→ WHAT IS NEEDED: Here are some records; copy every line that holds the word "ylabel".

Entries with figure data:
>> START

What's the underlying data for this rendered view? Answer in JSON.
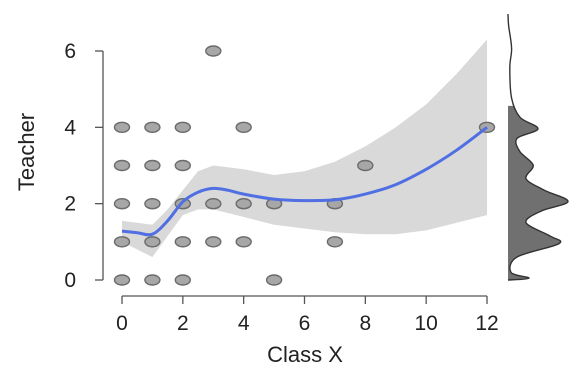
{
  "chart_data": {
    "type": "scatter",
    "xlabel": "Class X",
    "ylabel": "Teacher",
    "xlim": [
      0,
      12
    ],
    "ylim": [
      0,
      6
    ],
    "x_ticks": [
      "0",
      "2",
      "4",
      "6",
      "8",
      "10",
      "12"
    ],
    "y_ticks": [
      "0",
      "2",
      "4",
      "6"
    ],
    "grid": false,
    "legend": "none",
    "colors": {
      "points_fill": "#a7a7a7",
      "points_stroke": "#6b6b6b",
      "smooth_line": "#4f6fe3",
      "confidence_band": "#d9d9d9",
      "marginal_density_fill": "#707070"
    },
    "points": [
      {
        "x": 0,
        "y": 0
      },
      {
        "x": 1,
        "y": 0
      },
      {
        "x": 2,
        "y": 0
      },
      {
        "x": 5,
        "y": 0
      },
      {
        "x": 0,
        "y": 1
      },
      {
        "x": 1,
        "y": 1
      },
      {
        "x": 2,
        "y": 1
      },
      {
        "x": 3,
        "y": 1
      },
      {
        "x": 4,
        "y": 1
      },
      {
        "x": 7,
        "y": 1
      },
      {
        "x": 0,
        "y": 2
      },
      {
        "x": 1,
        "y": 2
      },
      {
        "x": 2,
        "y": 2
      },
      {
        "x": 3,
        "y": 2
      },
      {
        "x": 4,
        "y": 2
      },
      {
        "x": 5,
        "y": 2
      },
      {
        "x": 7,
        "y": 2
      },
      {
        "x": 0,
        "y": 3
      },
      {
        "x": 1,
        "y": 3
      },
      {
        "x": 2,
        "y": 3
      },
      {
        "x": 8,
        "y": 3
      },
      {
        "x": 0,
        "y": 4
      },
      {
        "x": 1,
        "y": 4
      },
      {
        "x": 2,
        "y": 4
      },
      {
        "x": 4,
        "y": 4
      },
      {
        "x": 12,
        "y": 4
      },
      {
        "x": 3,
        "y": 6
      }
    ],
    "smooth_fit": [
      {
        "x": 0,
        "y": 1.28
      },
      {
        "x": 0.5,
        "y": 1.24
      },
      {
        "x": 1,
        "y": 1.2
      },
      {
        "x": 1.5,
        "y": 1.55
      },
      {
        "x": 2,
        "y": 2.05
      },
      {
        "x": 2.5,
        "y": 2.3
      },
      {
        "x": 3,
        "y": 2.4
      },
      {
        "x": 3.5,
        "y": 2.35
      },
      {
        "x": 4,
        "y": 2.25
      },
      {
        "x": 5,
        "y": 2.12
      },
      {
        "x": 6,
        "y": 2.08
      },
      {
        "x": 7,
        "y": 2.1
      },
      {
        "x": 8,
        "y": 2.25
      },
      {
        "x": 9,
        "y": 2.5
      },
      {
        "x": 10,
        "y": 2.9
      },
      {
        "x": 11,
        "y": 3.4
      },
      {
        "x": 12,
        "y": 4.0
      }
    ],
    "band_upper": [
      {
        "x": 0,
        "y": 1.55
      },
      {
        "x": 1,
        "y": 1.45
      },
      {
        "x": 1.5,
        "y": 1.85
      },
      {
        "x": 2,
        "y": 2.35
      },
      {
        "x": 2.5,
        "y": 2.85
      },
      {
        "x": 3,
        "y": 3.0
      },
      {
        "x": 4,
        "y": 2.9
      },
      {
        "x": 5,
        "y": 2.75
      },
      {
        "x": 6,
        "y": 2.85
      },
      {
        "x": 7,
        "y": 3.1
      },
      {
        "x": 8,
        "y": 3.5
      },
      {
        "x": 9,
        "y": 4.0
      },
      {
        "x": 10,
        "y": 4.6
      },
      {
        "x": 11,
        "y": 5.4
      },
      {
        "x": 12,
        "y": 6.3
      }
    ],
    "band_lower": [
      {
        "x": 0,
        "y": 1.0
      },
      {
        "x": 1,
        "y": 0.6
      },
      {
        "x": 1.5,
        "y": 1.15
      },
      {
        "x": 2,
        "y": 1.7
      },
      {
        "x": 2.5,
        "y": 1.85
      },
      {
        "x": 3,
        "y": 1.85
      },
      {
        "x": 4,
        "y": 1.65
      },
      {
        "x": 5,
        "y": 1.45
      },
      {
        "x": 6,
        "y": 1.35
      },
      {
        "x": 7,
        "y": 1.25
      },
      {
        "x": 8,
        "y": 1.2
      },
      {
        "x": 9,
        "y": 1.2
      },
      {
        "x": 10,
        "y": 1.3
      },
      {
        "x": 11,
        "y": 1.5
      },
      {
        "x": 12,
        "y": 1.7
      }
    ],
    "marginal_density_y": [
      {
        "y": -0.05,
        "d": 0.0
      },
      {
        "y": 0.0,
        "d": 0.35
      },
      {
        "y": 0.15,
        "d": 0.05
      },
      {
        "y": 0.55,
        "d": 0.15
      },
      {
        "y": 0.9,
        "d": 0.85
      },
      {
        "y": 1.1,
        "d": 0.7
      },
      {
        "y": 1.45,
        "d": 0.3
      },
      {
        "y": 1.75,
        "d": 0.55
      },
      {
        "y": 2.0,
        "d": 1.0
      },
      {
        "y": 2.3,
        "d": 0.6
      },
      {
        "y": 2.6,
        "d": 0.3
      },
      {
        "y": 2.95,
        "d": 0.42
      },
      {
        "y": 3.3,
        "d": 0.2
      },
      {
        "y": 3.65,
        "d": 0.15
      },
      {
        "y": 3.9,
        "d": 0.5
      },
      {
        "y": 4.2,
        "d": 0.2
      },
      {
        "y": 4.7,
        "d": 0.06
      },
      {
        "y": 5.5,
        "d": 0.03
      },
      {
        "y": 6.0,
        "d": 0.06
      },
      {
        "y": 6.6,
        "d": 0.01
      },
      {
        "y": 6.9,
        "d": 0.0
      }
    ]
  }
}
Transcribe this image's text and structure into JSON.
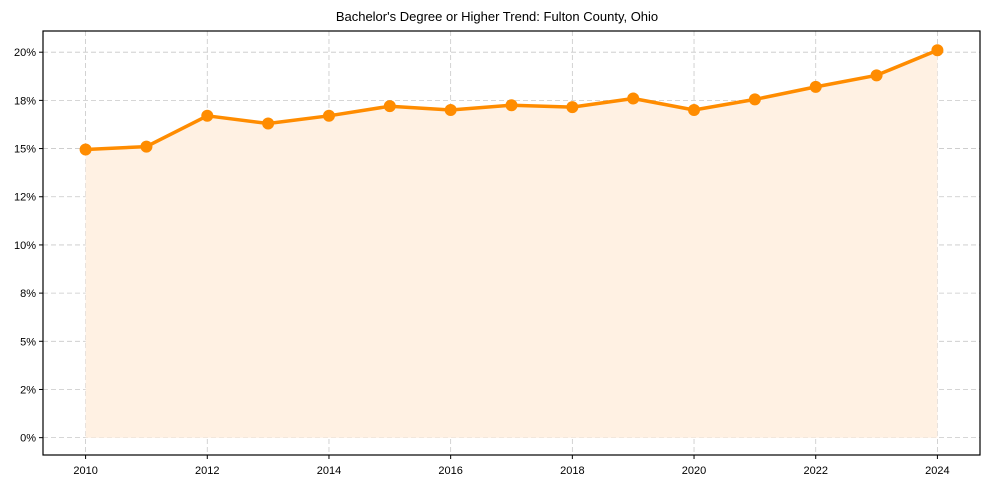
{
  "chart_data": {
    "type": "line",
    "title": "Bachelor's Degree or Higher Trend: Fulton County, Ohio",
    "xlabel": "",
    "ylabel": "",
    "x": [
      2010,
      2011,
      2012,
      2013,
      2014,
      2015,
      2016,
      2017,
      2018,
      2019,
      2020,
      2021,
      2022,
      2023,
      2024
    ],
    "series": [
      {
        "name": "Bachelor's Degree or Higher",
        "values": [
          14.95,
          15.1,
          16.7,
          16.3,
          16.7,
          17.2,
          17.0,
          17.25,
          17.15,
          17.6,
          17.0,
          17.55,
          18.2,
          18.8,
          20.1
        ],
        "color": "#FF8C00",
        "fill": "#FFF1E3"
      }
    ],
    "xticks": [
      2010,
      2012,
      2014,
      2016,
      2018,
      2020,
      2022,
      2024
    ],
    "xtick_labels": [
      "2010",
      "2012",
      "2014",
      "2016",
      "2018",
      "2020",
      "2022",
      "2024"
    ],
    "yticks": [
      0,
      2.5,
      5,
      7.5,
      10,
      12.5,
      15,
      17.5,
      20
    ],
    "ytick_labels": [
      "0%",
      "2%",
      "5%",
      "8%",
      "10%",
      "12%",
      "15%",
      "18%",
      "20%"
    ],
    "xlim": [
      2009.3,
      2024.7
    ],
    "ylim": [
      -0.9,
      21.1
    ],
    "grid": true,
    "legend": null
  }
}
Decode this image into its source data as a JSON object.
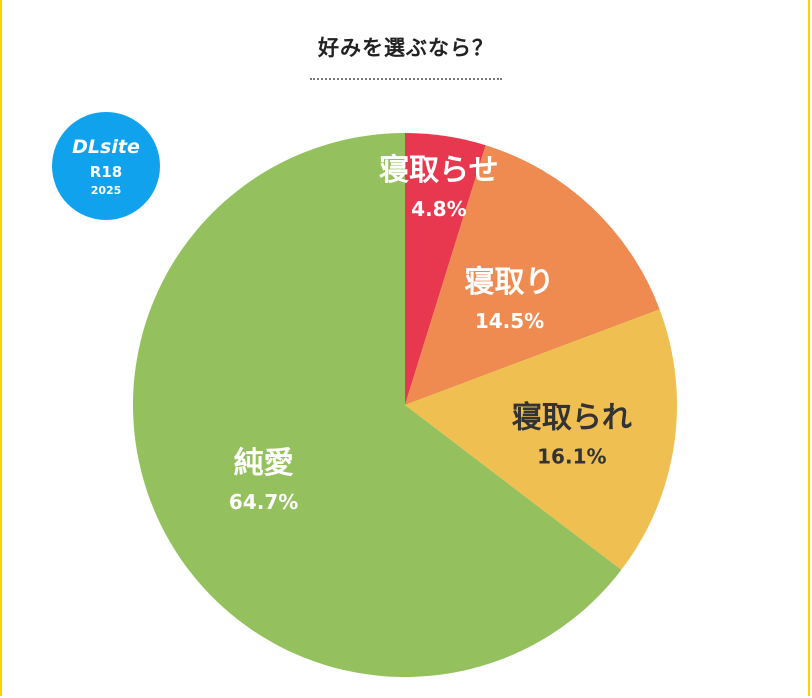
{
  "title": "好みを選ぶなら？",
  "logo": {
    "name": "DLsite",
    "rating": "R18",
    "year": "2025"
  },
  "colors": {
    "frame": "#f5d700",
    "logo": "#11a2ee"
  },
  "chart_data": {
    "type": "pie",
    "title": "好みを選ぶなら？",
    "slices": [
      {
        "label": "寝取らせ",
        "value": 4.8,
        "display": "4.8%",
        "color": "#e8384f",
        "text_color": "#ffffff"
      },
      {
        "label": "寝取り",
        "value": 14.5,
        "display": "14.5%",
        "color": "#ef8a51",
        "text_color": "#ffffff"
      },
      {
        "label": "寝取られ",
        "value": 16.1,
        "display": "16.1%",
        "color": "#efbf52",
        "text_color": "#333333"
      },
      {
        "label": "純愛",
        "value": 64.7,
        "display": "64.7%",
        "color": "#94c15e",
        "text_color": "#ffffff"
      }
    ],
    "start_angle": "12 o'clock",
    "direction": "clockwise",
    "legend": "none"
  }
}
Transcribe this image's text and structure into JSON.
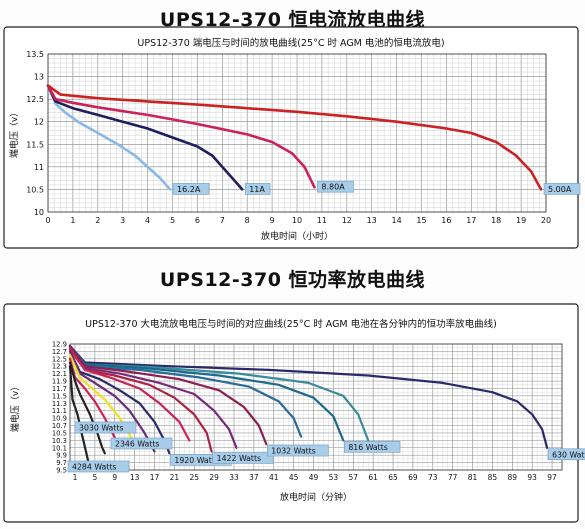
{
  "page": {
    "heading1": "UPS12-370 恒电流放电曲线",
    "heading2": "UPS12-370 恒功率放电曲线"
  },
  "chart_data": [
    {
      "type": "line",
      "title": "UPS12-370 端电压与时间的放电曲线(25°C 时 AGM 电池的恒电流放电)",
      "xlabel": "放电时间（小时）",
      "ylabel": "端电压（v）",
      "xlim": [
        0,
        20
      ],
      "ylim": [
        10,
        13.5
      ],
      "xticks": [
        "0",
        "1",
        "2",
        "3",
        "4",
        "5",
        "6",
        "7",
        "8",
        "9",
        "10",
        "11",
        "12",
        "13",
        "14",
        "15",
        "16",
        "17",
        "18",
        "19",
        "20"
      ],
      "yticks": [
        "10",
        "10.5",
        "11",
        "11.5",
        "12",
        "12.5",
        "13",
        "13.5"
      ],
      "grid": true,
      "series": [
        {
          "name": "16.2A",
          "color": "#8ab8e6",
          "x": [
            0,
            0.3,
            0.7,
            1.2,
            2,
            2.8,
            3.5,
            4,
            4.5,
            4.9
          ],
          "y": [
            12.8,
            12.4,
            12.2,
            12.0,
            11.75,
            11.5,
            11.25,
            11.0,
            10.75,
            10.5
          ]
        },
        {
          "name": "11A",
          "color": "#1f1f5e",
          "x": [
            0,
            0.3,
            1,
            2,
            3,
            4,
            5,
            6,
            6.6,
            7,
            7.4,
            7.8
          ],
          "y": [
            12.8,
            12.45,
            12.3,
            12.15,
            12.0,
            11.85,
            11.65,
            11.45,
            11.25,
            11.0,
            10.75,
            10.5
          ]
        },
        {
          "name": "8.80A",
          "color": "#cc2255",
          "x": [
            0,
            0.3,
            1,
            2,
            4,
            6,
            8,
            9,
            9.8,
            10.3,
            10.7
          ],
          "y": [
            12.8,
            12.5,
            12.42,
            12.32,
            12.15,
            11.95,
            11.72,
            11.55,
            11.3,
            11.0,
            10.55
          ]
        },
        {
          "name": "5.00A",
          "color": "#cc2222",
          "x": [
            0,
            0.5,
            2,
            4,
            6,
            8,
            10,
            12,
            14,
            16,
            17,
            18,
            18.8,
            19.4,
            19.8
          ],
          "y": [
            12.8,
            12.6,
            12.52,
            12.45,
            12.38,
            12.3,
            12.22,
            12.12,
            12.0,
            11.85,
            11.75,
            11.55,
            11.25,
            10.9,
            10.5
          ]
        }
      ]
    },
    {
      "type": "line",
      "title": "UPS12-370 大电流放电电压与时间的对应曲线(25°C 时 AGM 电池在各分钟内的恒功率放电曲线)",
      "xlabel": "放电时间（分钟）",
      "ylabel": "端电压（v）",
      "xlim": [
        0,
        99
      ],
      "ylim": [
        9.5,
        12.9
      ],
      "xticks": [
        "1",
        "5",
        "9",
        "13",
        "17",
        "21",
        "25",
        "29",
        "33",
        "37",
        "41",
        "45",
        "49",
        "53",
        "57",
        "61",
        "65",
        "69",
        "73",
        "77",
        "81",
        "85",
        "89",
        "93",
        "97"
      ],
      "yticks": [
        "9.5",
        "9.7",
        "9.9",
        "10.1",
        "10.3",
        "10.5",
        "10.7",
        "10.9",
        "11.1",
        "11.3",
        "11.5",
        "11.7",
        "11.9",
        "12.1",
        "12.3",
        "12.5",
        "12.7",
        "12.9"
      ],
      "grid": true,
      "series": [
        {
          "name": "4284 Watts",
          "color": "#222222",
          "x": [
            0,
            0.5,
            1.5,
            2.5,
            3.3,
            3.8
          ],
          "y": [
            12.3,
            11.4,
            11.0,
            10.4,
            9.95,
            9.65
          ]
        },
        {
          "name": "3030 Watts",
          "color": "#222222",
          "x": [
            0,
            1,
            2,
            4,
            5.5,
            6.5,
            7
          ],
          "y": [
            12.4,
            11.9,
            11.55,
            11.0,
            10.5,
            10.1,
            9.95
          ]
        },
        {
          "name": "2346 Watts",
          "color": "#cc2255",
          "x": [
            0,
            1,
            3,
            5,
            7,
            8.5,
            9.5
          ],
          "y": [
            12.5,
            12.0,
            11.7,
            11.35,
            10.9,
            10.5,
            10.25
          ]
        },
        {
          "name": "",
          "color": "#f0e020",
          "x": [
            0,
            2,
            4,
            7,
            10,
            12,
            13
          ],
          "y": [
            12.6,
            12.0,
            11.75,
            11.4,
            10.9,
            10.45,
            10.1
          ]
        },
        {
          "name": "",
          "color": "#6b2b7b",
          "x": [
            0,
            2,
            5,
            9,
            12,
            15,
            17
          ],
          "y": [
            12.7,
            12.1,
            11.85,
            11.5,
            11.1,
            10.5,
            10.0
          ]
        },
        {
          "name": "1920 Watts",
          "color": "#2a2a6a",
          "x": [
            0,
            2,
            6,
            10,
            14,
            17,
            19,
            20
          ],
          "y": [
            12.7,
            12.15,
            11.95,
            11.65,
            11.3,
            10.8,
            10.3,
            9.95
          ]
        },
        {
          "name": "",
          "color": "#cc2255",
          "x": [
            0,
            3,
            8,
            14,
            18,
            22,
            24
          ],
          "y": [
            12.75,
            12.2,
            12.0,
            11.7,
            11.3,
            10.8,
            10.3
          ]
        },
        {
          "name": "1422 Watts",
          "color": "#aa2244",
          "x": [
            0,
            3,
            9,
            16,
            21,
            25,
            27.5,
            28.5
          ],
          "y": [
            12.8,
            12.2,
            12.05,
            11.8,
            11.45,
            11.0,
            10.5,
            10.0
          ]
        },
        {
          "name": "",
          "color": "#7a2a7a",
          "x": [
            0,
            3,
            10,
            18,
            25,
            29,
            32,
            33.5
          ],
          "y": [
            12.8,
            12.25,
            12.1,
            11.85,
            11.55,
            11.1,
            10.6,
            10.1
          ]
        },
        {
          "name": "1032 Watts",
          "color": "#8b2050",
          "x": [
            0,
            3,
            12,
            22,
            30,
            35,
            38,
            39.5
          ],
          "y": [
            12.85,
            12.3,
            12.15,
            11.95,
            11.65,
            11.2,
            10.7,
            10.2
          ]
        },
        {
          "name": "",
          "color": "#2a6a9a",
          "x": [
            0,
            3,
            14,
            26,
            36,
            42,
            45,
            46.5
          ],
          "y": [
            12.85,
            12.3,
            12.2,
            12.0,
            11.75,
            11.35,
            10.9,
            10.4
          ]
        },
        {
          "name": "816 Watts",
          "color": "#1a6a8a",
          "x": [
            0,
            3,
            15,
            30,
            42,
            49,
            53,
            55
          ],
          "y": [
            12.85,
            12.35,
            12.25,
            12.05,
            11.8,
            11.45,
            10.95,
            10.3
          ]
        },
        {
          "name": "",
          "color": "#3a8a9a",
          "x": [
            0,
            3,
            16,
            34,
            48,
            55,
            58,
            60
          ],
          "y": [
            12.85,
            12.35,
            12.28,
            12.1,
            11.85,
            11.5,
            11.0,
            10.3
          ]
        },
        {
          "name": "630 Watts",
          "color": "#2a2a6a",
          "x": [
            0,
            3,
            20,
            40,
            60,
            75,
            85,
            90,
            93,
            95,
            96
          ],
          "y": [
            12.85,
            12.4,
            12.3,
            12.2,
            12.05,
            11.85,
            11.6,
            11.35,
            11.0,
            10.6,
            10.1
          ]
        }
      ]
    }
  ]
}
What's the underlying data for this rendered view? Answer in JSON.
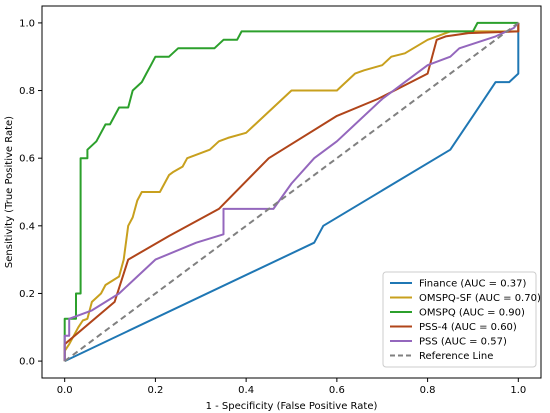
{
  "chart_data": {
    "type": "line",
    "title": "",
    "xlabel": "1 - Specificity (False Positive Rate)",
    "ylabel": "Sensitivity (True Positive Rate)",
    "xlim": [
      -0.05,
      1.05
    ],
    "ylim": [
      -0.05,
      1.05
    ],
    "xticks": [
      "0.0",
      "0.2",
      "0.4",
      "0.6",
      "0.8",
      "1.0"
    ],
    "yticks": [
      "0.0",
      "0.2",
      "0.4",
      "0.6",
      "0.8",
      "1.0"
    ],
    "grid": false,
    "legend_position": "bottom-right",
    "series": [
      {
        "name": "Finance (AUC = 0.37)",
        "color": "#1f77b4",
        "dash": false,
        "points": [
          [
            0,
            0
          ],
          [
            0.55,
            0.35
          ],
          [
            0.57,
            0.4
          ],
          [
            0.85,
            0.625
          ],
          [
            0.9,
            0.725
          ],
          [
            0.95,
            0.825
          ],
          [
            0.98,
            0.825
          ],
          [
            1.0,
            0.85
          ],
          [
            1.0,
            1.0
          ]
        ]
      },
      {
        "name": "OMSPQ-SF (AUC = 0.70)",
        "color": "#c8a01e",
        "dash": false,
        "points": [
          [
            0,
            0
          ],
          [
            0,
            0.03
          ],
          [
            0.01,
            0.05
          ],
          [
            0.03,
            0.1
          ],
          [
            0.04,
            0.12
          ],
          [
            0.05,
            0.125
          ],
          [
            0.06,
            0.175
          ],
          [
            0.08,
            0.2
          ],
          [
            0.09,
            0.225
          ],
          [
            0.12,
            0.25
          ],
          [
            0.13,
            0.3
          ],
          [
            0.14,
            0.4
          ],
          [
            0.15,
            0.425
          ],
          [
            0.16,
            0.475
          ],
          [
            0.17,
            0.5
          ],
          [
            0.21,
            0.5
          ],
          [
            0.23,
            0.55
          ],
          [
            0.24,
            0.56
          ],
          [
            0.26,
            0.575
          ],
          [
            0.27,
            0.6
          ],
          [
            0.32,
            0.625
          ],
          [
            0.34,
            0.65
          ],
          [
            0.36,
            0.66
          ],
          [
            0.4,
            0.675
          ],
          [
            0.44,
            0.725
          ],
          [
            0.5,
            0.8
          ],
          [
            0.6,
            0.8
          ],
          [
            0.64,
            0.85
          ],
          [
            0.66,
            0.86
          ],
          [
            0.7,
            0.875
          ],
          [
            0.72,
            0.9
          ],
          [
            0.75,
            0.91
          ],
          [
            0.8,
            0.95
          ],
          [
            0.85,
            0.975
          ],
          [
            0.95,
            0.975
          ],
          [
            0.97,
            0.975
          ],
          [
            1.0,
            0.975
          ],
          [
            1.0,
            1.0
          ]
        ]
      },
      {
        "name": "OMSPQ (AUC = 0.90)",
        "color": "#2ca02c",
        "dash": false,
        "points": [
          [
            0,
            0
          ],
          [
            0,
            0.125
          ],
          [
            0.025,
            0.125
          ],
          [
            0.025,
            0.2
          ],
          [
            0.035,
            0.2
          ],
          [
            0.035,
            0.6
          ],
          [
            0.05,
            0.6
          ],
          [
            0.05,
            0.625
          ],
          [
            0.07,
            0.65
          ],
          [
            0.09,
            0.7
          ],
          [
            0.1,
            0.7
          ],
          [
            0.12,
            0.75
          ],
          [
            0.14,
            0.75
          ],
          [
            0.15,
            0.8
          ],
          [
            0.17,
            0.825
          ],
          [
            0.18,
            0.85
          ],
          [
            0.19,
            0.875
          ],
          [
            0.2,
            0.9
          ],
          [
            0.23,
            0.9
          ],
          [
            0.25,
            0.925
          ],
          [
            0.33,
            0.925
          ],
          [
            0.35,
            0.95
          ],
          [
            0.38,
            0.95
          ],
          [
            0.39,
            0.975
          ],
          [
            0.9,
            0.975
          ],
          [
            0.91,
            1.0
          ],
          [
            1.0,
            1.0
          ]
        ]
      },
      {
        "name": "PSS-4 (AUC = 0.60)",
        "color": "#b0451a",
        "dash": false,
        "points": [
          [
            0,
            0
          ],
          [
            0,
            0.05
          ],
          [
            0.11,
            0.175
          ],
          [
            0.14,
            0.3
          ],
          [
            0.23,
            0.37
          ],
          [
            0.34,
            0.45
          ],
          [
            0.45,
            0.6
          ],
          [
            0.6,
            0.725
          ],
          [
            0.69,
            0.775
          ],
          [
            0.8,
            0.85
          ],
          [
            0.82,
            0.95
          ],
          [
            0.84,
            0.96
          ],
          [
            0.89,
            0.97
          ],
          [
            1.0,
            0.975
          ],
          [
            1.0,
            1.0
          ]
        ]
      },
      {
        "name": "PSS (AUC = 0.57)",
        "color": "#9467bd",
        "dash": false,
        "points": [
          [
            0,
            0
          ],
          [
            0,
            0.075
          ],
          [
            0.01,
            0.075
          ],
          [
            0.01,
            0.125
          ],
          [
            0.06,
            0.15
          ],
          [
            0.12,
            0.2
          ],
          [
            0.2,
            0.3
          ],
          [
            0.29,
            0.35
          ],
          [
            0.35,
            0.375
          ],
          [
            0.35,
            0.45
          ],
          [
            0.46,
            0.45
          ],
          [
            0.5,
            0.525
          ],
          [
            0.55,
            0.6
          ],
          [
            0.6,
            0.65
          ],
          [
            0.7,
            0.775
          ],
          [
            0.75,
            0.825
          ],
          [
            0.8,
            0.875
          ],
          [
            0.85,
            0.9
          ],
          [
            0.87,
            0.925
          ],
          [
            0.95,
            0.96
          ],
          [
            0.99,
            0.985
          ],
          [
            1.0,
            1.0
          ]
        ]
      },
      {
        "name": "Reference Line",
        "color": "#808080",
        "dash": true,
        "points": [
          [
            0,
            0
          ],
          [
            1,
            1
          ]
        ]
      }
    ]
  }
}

>> END

→ EXERCISE RESULT:
    "ylabel": "Teacher",
    "ylabel": "",
      "ylabel": "端电压（v）",
      "ylabel": "端电压（v）",
    "ylabel": "Sensitivity (True Positive Rate)",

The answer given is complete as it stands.